• **WHAT NEEDS TO BE DONE**: Take the records underneath and set them down exactly.

[Dataset excerpt]
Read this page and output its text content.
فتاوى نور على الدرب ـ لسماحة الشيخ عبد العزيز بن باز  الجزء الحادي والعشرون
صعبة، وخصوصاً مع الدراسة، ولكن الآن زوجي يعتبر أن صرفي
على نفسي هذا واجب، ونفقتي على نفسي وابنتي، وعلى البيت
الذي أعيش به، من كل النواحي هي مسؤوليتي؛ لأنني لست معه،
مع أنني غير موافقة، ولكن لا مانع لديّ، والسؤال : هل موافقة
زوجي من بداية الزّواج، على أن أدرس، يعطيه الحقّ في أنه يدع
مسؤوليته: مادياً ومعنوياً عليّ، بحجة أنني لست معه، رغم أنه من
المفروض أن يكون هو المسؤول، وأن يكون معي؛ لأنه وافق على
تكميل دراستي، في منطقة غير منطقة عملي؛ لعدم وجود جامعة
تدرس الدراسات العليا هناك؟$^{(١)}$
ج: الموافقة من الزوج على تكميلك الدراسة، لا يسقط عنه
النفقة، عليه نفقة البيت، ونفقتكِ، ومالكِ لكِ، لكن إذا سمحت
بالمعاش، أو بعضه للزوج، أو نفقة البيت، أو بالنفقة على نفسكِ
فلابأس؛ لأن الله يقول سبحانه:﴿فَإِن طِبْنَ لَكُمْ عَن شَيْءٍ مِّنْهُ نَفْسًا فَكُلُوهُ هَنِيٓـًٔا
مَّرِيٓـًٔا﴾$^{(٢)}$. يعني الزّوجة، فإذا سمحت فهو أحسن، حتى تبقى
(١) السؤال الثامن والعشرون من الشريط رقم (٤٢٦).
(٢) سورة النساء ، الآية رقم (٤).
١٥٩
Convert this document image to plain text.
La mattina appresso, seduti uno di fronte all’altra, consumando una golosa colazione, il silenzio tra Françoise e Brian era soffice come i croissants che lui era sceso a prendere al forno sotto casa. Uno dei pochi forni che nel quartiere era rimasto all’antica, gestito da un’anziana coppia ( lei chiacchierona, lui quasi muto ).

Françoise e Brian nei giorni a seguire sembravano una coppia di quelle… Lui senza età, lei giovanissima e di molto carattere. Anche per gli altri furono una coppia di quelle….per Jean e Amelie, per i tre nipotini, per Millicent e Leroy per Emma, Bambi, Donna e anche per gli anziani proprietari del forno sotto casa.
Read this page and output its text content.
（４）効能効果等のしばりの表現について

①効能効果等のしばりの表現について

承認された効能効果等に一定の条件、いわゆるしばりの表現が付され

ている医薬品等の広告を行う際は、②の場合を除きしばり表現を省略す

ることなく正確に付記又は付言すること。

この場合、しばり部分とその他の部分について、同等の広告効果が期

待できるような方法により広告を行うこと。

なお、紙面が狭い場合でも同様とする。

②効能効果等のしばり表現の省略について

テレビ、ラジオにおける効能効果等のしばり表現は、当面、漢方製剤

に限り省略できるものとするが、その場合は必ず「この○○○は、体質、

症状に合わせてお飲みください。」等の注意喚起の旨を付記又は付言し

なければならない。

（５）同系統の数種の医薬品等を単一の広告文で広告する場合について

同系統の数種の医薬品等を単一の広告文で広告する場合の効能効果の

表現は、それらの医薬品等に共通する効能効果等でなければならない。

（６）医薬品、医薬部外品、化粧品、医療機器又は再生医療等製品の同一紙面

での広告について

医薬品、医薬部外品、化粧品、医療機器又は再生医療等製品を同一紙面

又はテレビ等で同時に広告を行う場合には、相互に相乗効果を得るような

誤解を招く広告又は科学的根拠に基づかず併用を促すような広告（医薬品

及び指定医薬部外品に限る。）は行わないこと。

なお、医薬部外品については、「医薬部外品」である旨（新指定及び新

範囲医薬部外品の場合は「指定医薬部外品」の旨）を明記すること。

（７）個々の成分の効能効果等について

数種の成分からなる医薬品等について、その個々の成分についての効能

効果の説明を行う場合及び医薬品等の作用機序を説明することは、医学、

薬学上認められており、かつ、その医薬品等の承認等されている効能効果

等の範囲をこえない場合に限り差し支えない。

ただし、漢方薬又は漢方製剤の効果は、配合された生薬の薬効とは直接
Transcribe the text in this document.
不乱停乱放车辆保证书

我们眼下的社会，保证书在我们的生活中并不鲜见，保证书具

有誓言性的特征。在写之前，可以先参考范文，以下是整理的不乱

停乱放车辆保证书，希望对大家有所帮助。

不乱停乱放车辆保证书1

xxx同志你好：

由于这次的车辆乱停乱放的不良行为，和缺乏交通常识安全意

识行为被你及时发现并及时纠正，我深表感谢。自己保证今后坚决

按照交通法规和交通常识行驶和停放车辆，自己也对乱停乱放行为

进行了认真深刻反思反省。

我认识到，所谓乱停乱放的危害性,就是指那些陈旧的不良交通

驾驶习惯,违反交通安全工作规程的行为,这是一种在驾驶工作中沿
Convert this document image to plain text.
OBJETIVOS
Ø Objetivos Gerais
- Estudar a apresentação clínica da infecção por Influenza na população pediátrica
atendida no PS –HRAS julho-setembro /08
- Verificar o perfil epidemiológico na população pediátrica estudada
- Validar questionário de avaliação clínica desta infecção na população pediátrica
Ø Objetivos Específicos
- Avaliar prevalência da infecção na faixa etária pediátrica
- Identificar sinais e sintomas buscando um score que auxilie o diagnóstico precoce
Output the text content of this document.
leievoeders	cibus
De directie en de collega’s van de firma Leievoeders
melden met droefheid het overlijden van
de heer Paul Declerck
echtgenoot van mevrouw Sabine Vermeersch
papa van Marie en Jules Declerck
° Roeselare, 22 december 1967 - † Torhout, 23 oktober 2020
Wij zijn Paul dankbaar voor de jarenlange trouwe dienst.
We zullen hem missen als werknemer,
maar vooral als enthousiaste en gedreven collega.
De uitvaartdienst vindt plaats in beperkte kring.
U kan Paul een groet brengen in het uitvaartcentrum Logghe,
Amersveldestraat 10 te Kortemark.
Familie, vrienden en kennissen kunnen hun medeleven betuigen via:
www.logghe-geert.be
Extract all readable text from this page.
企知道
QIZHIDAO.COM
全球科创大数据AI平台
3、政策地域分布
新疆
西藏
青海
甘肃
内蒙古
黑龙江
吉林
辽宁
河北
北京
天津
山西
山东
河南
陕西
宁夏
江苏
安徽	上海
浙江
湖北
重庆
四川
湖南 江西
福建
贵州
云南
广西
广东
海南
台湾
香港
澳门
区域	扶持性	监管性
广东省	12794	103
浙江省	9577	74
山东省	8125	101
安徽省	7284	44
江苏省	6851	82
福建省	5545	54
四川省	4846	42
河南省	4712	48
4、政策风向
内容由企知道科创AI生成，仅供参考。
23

• **COMPLETED EXERCISE**:
Read this page and output its text content.
فتاوى نور على الدرب ـ لسماحة الشيخ عبد العزيز بن باز  الجزء الحادي والعشرون
صعبة، وخصوصاً مع الدراسة، ولكن الآن زوجي يعتبر أن صرفي
على نفسي هذا واجب، ونفقتي على نفسي وابنتي، وعلى البيت
الذي أعيش به، من كل النواحي هي مسؤوليتي؛ لأنني لست معه،
مع أنني غير موافقة، ولكن لا مانع لديّ، والسؤال : هل موافقة
زوجي من بداية الزّواج، على أن أدرس، يعطيه الحقّ في أنه يدع
مسؤوليته: مادياً ومعنوياً عليّ، بحجة أنني لست معه، رغم أنه من
المفروض أن يكون هو المسؤول، وأن يكون معي؛ لأنه وافق على
تكميل دراستي، في منطقة غير منطقة عملي؛ لعدم وجود جامعة
تدرس الدراسات العليا هناك؟$^{(١)}$
ج: الموافقة من الزوج على تكميلك الدراسة، لا يسقط عنه
النفقة، عليه نفقة البيت، ونفقتكِ، ومالكِ لكِ، لكن إذا سمحت
بالمعاش، أو بعضه للزوج، أو نفقة البيت، أو بالنفقة على نفسكِ
فلابأس؛ لأن الله يقول سبحانه:﴿فَإِن طِبْنَ لَكُمْ عَن شَيْءٍ مِّنْهُ نَفْسًا فَكُلُوهُ هَنِيٓـًٔا
مَّرِيٓـًٔا﴾$^{(٢)}$. يعني الزّوجة، فإذا سمحت فهو أحسن، حتى تبقى
(١) السؤال الثامن والعشرون من الشريط رقم (٤٢٦).
(٢) سورة النساء ، الآية رقم (٤).
١٥٩
Convert this document image to plain text.
La mattina appresso, seduti uno di fronte all’altra, consumando una golosa colazione, il silenzio tra Françoise e Brian era soffice come i croissants che lui era sceso a prendere al forno sotto casa. Uno dei pochi forni che nel quartiere era rimasto all’antica, gestito da un’anziana coppia ( lei chiacchierona, lui quasi muto ).

Françoise e Brian nei giorni a seguire sembravano una coppia di quelle… Lui senza età, lei giovanissima e di molto carattere. Anche per gli altri furono una coppia di quelle….per Jean e Amelie, per i tre nipotini, per Millicent e Leroy per Emma, Bambi, Donna e anche per gli anziani proprietari del forno sotto casa.
Read this page and output its text content.
（４）効能効果等のしばりの表現について

①効能効果等のしばりの表現について

承認された効能効果等に一定の条件、いわゆるしばりの表現が付され

ている医薬品等の広告を行う際は、②の場合を除きしばり表現を省略す

ることなく正確に付記又は付言すること。

この場合、しばり部分とその他の部分について、同等の広告効果が期

待できるような方法により広告を行うこと。

なお、紙面が狭い場合でも同様とする。

②効能効果等のしばり表現の省略について

テレビ、ラジオにおける効能効果等のしばり表現は、当面、漢方製剤

に限り省略できるものとするが、その場合は必ず「この○○○は、体質、

症状に合わせてお飲みください。」等の注意喚起の旨を付記又は付言し

なければならない。

（５）同系統の数種の医薬品等を単一の広告文で広告する場合について

同系統の数種の医薬品等を単一の広告文で広告する場合の効能効果の

表現は、それらの医薬品等に共通する効能効果等でなければならない。

（６）医薬品、医薬部外品、化粧品、医療機器又は再生医療等製品の同一紙面

での広告について

医薬品、医薬部外品、化粧品、医療機器又は再生医療等製品を同一紙面

又はテレビ等で同時に広告を行う場合には、相互に相乗効果を得るような

誤解を招く広告又は科学的根拠に基づかず併用を促すような広告（医薬品

及び指定医薬部外品に限る。）は行わないこと。

なお、医薬部外品については、「医薬部外品」である旨（新指定及び新

範囲医薬部外品の場合は「指定医薬部外品」の旨）を明記すること。

（７）個々の成分の効能効果等について

数種の成分からなる医薬品等について、その個々の成分についての効能

効果の説明を行う場合及び医薬品等の作用機序を説明することは、医学、

薬学上認められており、かつ、その医薬品等の承認等されている効能効果

等の範囲をこえない場合に限り差し支えない。

ただし、漢方薬又は漢方製剤の効果は、配合された生薬の薬効とは直接
Transcribe the text in this document.
不乱停乱放车辆保证书

我们眼下的社会，保证书在我们的生活中并不鲜见，保证书具

有誓言性的特征。在写之前，可以先参考范文，以下是整理的不乱

停乱放车辆保证书，希望对大家有所帮助。

不乱停乱放车辆保证书1

xxx同志你好：

由于这次的车辆乱停乱放的不良行为，和缺乏交通常识安全意

识行为被你及时发现并及时纠正，我深表感谢。自己保证今后坚决

按照交通法规和交通常识行驶和停放车辆，自己也对乱停乱放行为

进行了认真深刻反思反省。

我认识到，所谓乱停乱放的危害性,就是指那些陈旧的不良交通

驾驶习惯,违反交通安全工作规程的行为,这是一种在驾驶工作中沿
Convert this document image to plain text.
OBJETIVOS
Ø Objetivos Gerais
- Estudar a apresentação clínica da infecção por Influenza na população pediátrica
atendida no PS –HRAS julho-setembro /08
- Verificar o perfil epidemiológico na população pediátrica estudada
- Validar questionário de avaliação clínica desta infecção na população pediátrica
Ø Objetivos Específicos
- Avaliar prevalência da infecção na faixa etária pediátrica
- Identificar sinais e sintomas buscando um score que auxilie o diagnóstico precoce
Output the text content of this document.
leievoeders	cibus
De directie en de collega’s van de firma Leievoeders
melden met droefheid het overlijden van
de heer Paul Declerck
echtgenoot van mevrouw Sabine Vermeersch
papa van Marie en Jules Declerck
° Roeselare, 22 december 1967 - † Torhout, 23 oktober 2020
Wij zijn Paul dankbaar voor de jarenlange trouwe dienst.
We zullen hem missen als werknemer,
maar vooral als enthousiaste en gedreven collega.
De uitvaartdienst vindt plaats in beperkte kring.
U kan Paul een groet brengen in het uitvaartcentrum Logghe,
Amersveldestraat 10 te Kortemark.
Familie, vrienden en kennissen kunnen hun medeleven betuigen via:
www.logghe-geert.be
Extract all readable text from this page.
企知道
QIZHIDAO.COM
全球科创大数据AI平台
3、政策地域分布
新疆
西藏
青海
甘肃
内蒙古
黑龙江
吉林
辽宁
河北
北京
天津
山西
山东
河南
陕西
宁夏
江苏
安徽	上海
浙江
湖北
重庆
四川
湖南 江西
福建
贵州
云南
广西
广东
海南
台湾
香港
澳门
区域	扶持性	监管性
广东省	12794	103
浙江省	9577	74
山东省	8125	101
安徽省	7284	44
江苏省	6851	82
福建省	5545	54
四川省	4846	42
河南省	4712	48
4、政策风向
内容由企知道科创AI生成，仅供参考。
23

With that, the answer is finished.